■ Exercise material ■
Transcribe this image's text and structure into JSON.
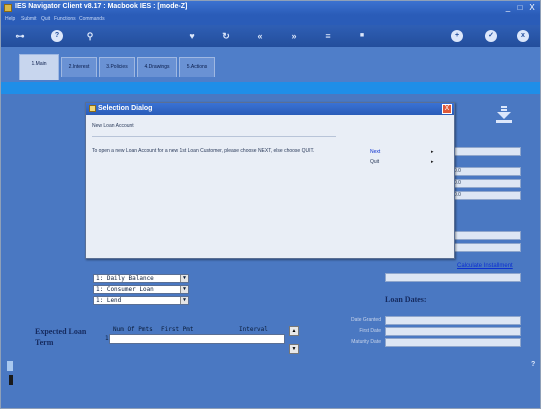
{
  "window": {
    "title": "IES Navigator Client v8.17 : Macbook IES :      [mode-Z]",
    "minimize": "_",
    "maximize": "□",
    "close": "X"
  },
  "menu": [
    "Help",
    "Submit",
    "Quit",
    "Functions",
    "Commands"
  ],
  "toolbar": {
    "icons": [
      {
        "name": "key-icon",
        "glyph": "⊶"
      },
      {
        "name": "help-icon",
        "glyph": "?"
      },
      {
        "name": "search-icon",
        "glyph": "⚲"
      },
      {
        "name": "heart-icon",
        "glyph": "♥"
      },
      {
        "name": "refresh-icon",
        "glyph": "↻"
      },
      {
        "name": "rewind-icon",
        "glyph": "«"
      },
      {
        "name": "forward-icon",
        "glyph": "»"
      },
      {
        "name": "edit-icon",
        "glyph": "≡"
      },
      {
        "name": "trash-icon",
        "glyph": "■"
      },
      {
        "name": "add-icon",
        "glyph": "+"
      },
      {
        "name": "check-icon",
        "glyph": "✓"
      },
      {
        "name": "cancel-icon",
        "glyph": "x"
      }
    ]
  },
  "tabs": [
    {
      "label": "1.Main",
      "active": true
    },
    {
      "label": "2.Interest",
      "active": false
    },
    {
      "label": "3.Policies",
      "active": false
    },
    {
      "label": "4.Drawings",
      "active": false
    },
    {
      "label": "5.Actions",
      "active": false
    }
  ],
  "form": {
    "combo_1": "1: Daily Balance",
    "combo_2": "1: Consumer Loan",
    "combo_3": "1: Lend",
    "calc_link": "Calculate Installment",
    "loan_dates_heading": "Loan Dates:",
    "date_labels": [
      "Date Granted",
      "First Date",
      "Maturity Date"
    ],
    "field_value_1": "0.0",
    "field_value_2": "0.0",
    "field_value_3": "0.0",
    "expected_term_line1": "Expected Loan",
    "expected_term_line2": "Term",
    "grid_headers": [
      "Num Of Pmts",
      "First Pmt",
      "Interval"
    ],
    "grid_row_no": "1"
  },
  "dialog": {
    "title": "Selection Dialog",
    "close": "X",
    "header": "New Loan Account",
    "message": "To open a new Loan Account for a new 1st Loan Customer, please choose NEXT, else choose QUIT.",
    "options": [
      {
        "label": "Next",
        "arrow": "▸"
      },
      {
        "label": "Quit",
        "arrow": "▸"
      }
    ]
  },
  "colors": {
    "background": "#4a78c2",
    "title_bar": "#2a5cb8",
    "accent_bar": "#1f8ee8",
    "link": "#0b2fd0"
  }
}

■ Written instruction ■
Without including any picture, retype the entries exactly.

■ Response to this exercise ■
Transcribe this image's text and structure into JSON.
{
  "window": {
    "title": "IES Navigator Client v8.17 : Macbook IES :      [mode-Z]",
    "minimize": "_",
    "maximize": "□",
    "close": "X"
  },
  "menu": [
    "Help",
    "Submit",
    "Quit",
    "Functions",
    "Commands"
  ],
  "toolbar": {
    "icons": [
      {
        "name": "key-icon",
        "glyph": "⊶"
      },
      {
        "name": "help-icon",
        "glyph": "?"
      },
      {
        "name": "search-icon",
        "glyph": "⚲"
      },
      {
        "name": "heart-icon",
        "glyph": "♥"
      },
      {
        "name": "refresh-icon",
        "glyph": "↻"
      },
      {
        "name": "rewind-icon",
        "glyph": "«"
      },
      {
        "name": "forward-icon",
        "glyph": "»"
      },
      {
        "name": "edit-icon",
        "glyph": "≡"
      },
      {
        "name": "trash-icon",
        "glyph": "■"
      },
      {
        "name": "add-icon",
        "glyph": "+"
      },
      {
        "name": "check-icon",
        "glyph": "✓"
      },
      {
        "name": "cancel-icon",
        "glyph": "x"
      }
    ]
  },
  "tabs": [
    {
      "label": "1.Main",
      "active": true
    },
    {
      "label": "2.Interest",
      "active": false
    },
    {
      "label": "3.Policies",
      "active": false
    },
    {
      "label": "4.Drawings",
      "active": false
    },
    {
      "label": "5.Actions",
      "active": false
    }
  ],
  "form": {
    "combo_1": "1: Daily Balance",
    "combo_2": "1: Consumer Loan",
    "combo_3": "1: Lend",
    "calc_link": "Calculate Installment",
    "loan_dates_heading": "Loan Dates:",
    "date_labels": [
      "Date Granted",
      "First Date",
      "Maturity Date"
    ],
    "field_value_1": "0.0",
    "field_value_2": "0.0",
    "field_value_3": "0.0",
    "expected_term_line1": "Expected Loan",
    "expected_term_line2": "Term",
    "grid_headers": [
      "Num Of Pmts",
      "First Pmt",
      "Interval"
    ],
    "grid_row_no": "1"
  },
  "dialog": {
    "title": "Selection Dialog",
    "close": "X",
    "header": "New Loan Account",
    "message": "To open a new Loan Account for a new 1st Loan Customer, please choose NEXT, else choose QUIT.",
    "options": [
      {
        "label": "Next",
        "arrow": "▸"
      },
      {
        "label": "Quit",
        "arrow": "▸"
      }
    ]
  },
  "colors": {
    "background": "#4a78c2",
    "title_bar": "#2a5cb8",
    "accent_bar": "#1f8ee8",
    "link": "#0b2fd0"
  }
}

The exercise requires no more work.